_RECORDS PROVIDED:_

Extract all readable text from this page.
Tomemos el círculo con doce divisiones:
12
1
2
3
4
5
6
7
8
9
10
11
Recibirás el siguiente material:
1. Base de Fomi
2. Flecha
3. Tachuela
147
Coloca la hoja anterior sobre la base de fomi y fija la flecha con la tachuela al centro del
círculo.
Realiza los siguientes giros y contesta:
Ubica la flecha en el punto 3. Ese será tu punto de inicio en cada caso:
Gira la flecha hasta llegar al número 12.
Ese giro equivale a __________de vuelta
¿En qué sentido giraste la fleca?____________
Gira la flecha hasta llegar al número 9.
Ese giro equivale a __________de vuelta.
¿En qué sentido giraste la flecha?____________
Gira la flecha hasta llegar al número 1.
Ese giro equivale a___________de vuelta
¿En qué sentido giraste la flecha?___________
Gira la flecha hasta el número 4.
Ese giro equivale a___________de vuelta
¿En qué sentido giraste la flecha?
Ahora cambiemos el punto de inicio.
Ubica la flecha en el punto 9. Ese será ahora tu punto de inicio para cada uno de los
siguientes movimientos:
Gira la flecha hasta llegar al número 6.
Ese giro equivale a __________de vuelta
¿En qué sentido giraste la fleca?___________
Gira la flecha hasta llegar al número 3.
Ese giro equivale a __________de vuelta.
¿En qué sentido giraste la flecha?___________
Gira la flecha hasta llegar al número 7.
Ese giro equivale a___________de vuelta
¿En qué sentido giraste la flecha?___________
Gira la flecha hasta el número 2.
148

_EXERCISE TASK:_ Using the listing above, locate the lines that hold "inicio" and copy each one.

_RESULT:_
Ubica la flecha en el punto 3. Ese será tu punto de inicio en cada caso:
Ahora cambiemos el punto de inicio.
Ubica la flecha en el punto 9. Ese será ahora tu punto de inicio para cada uno de los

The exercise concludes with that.